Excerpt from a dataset
** BEGIN **
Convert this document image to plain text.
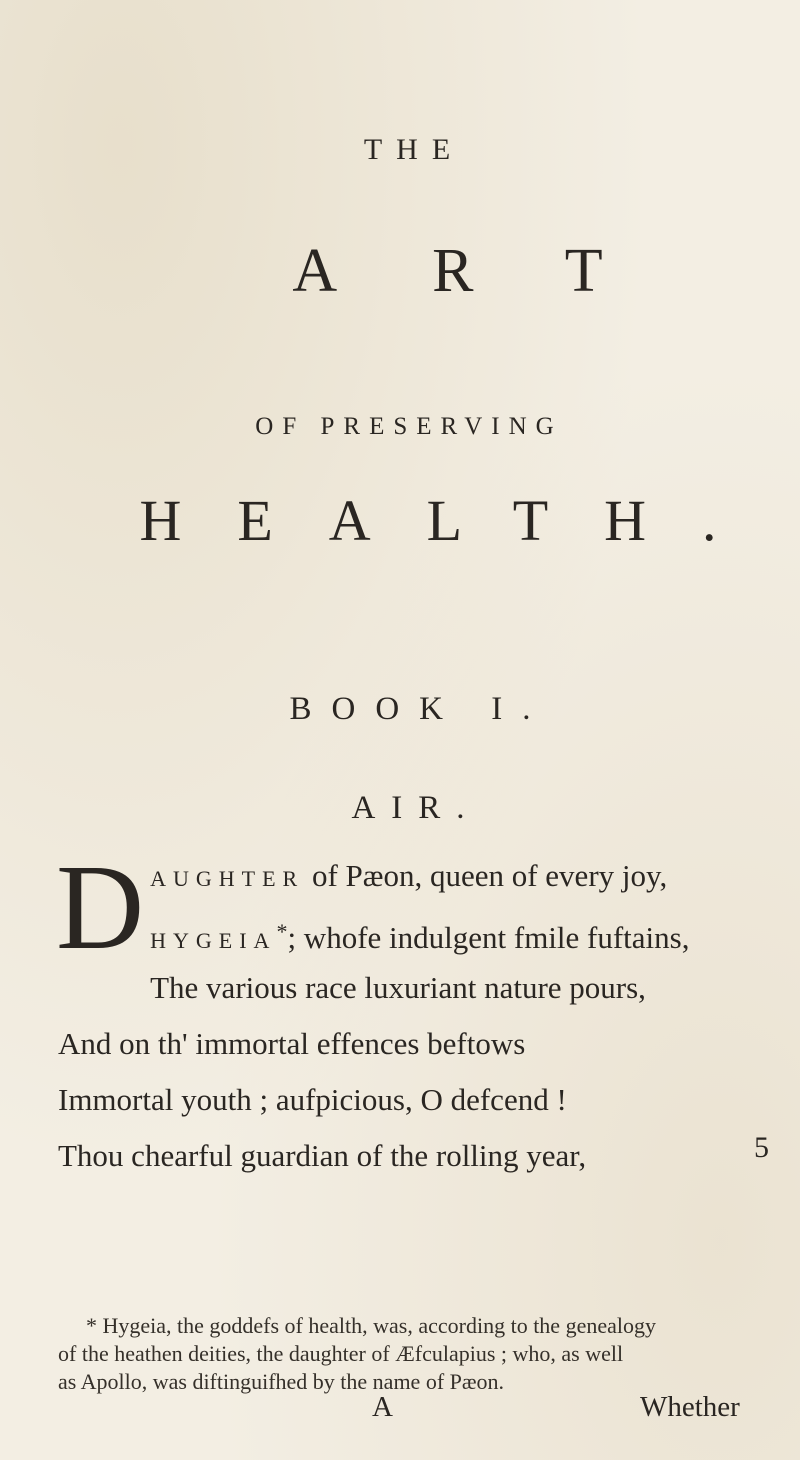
THE
ART
OF PRESERVING
HEALTH.
BOOK I.
AIR.
D AUGHTER of Pæon, queen of every joy,
HYGEIA*; whofe indulgent fmile fuftains,
The various race luxuriant nature pours,
And on th' immortal effences beftows
Immortal youth ; aufpicious, O defcend !
Thou chearful guardian of the rolling year,	5
* Hygeia, the goddefs of health, was, according to the genealogy
of the heathen deities, the daughter of Æfculapius ; who, as well
as Apollo, was diftinguifhed by the name of Pæon.
A	Whether
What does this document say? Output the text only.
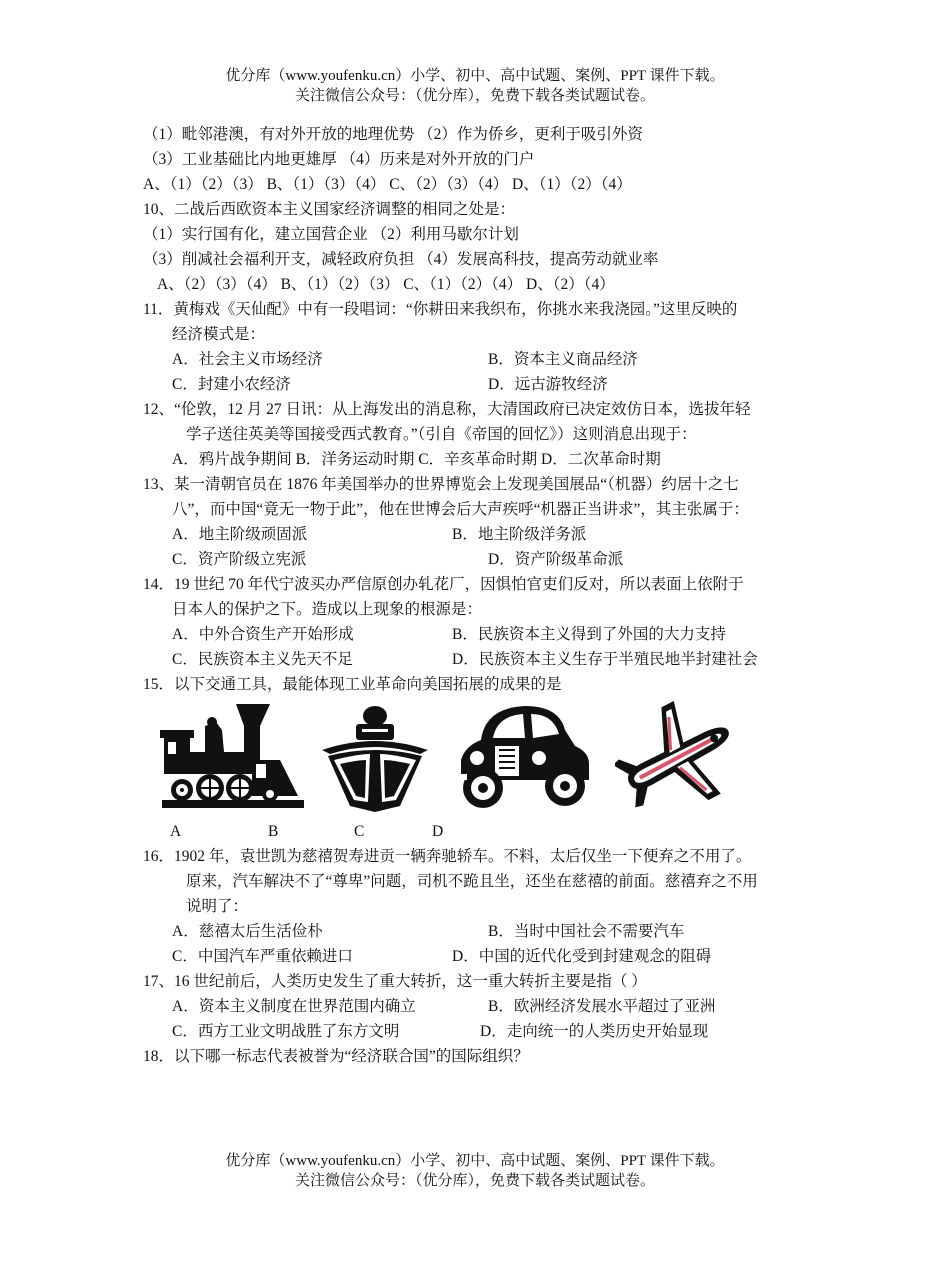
优分库（www.youfenku.cn）小学、初中、高中试题、案例、PPT 课件下载。
关注微信公众号：（优分库），免费下载各类试题试卷。
（1）毗邻港澳，有对外开放的地理优势 （2）作为侨乡，更利于吸引外资
（3）工业基础比内地更雄厚 （4）历来是对外开放的门户
A、（1）（2）（3） B、（1）（3）（4） C、（2）（3）（4） D、（1）（2）（4）
10、二战后西欧资本主义国家经济调整的相同之处是：
（1）实行国有化，建立国营企业 （2）利用马歇尔计划
（3）削减社会福利开支，减轻政府负担 （4）发展高科技，提高劳动就业率
A、（2）（3）（4） B、（1）（2）（3） C、（1）（2）（4） D、（2）（4）
11．黄梅戏《天仙配》中有一段唱词：“你耕田来我织布，你挑水来我浇园。”这里反映的
经济模式是：
A．社会主义市场经济	B．资本主义商品经济
C．封建小农经济	D．远古游牧经济
12、“伦敦，12 月 27 日讯：从上海发出的消息称，大清国政府已决定效仿日本，选拔年轻
学子送往英美等国接受西式教育。”（引自《帝国的回忆》）这则消息出现于：
A．鸦片战争期间 B．洋务运动时期 C．辛亥革命时期 D．二次革命时期
13、某一清朝官员在 1876 年美国举办的世界博览会上发现美国展品“（机器）约居十之七
八”，而中国“竟无一物于此”，他在世博会后大声疾呼“机器正当讲求”，其主张属于：
A．地主阶级顽固派	B．地主阶级洋务派
C．资产阶级立宪派	D．资产阶级革命派
14．19 世纪 70 年代宁波买办严信原创办轧花厂，因惧怕官吏们反对，所以表面上依附于
日本人的保护之下。造成以上现象的根源是：
A．中外合资生产开始形成	B．民族资本主义得到了外国的大力支持
C．民族资本主义先天不足	D．民族资本主义生存于半殖民地半封建社会
15．以下交通工具，最能体现工业革命向美国拓展的成果的是
A	B	C	D
16．1902 年，袁世凯为慈禧贺寿进贡一辆奔驰轿车。不料，太后仅坐一下便弃之不用了。
原来，汽车解决不了“尊卑”问题，司机不跪且坐，还坐在慈禧的前面。慈禧弃之不用
说明了：
A．慈禧太后生活俭朴	B．当时中国社会不需要汽车
C．中国汽车严重依赖进口	D．中国的近代化受到封建观念的阻碍
17、16 世纪前后，人类历史发生了重大转折，这一重大转折主要是指（ ）
A．资本主义制度在世界范围内确立	B．欧洲经济发展水平超过了亚洲
C．西方工业文明战胜了东方文明	D．走向统一的人类历史开始显现
18．以下哪一标志代表被誉为“经济联合国”的国际组织？
优分库（www.youfenku.cn）小学、初中、高中试题、案例、PPT 课件下载。
关注微信公众号：（优分库），免费下载各类试题试卷。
** END **
**Given request:** Generate a word-for-word copy of the preceding records, excluding all pictures.

**Task output:**
Convert this document image to plain text.
THE
ART
OF PRESERVING
HEALTH.
BOOK I.
AIR.
D AUGHTER of Pæon, queen of every joy,
HYGEIA*; whofe indulgent fmile fuftains,
The various race luxuriant nature pours,
And on th' immortal effences beftows
Immortal youth ; aufpicious, O defcend !
Thou chearful guardian of the rolling year,	5
* Hygeia, the goddefs of health, was, according to the genealogy
of the heathen deities, the daughter of Æfculapius ; who, as well
as Apollo, was diftinguifhed by the name of Pæon.
A	Whether
What does this document say? Output the text only.
优分库（www.youfenku.cn）小学、初中、高中试题、案例、PPT 课件下载。
关注微信公众号：（优分库），免费下载各类试题试卷。
（1）毗邻港澳，有对外开放的地理优势 （2）作为侨乡，更利于吸引外资
（3）工业基础比内地更雄厚 （4）历来是对外开放的门户
A、（1）（2）（3） B、（1）（3）（4） C、（2）（3）（4） D、（1）（2）（4）
10、二战后西欧资本主义国家经济调整的相同之处是：
（1）实行国有化，建立国营企业 （2）利用马歇尔计划
（3）削减社会福利开支，减轻政府负担 （4）发展高科技，提高劳动就业率
A、（2）（3）（4） B、（1）（2）（3） C、（1）（2）（4） D、（2）（4）
11．黄梅戏《天仙配》中有一段唱词：“你耕田来我织布，你挑水来我浇园。”这里反映的
经济模式是：
A．社会主义市场经济	B．资本主义商品经济
C．封建小农经济	D．远古游牧经济
12、“伦敦，12 月 27 日讯：从上海发出的消息称，大清国政府已决定效仿日本，选拔年轻
学子送往英美等国接受西式教育。”（引自《帝国的回忆》）这则消息出现于：
A．鸦片战争期间 B．洋务运动时期 C．辛亥革命时期 D．二次革命时期
13、某一清朝官员在 1876 年美国举办的世界博览会上发现美国展品“（机器）约居十之七
八”，而中国“竟无一物于此”，他在世博会后大声疾呼“机器正当讲求”，其主张属于：
A．地主阶级顽固派	B．地主阶级洋务派
C．资产阶级立宪派	D．资产阶级革命派
14．19 世纪 70 年代宁波买办严信原创办轧花厂，因惧怕官吏们反对，所以表面上依附于
日本人的保护之下。造成以上现象的根源是：
A．中外合资生产开始形成	B．民族资本主义得到了外国的大力支持
C．民族资本主义先天不足	D．民族资本主义生存于半殖民地半封建社会
15．以下交通工具，最能体现工业革命向美国拓展的成果的是
A	B	C	D
16．1902 年，袁世凯为慈禧贺寿进贡一辆奔驰轿车。不料，太后仅坐一下便弃之不用了。
原来，汽车解决不了“尊卑”问题，司机不跪且坐，还坐在慈禧的前面。慈禧弃之不用
说明了：
A．慈禧太后生活俭朴	B．当时中国社会不需要汽车
C．中国汽车严重依赖进口	D．中国的近代化受到封建观念的阻碍
17、16 世纪前后，人类历史发生了重大转折，这一重大转折主要是指（ ）
A．资本主义制度在世界范围内确立	B．欧洲经济发展水平超过了亚洲
C．西方工业文明战胜了东方文明	D．走向统一的人类历史开始显现
18．以下哪一标志代表被誉为“经济联合国”的国际组织？
优分库（www.youfenku.cn）小学、初中、高中试题、案例、PPT 课件下载。
关注微信公众号：（优分库），免费下载各类试题试卷。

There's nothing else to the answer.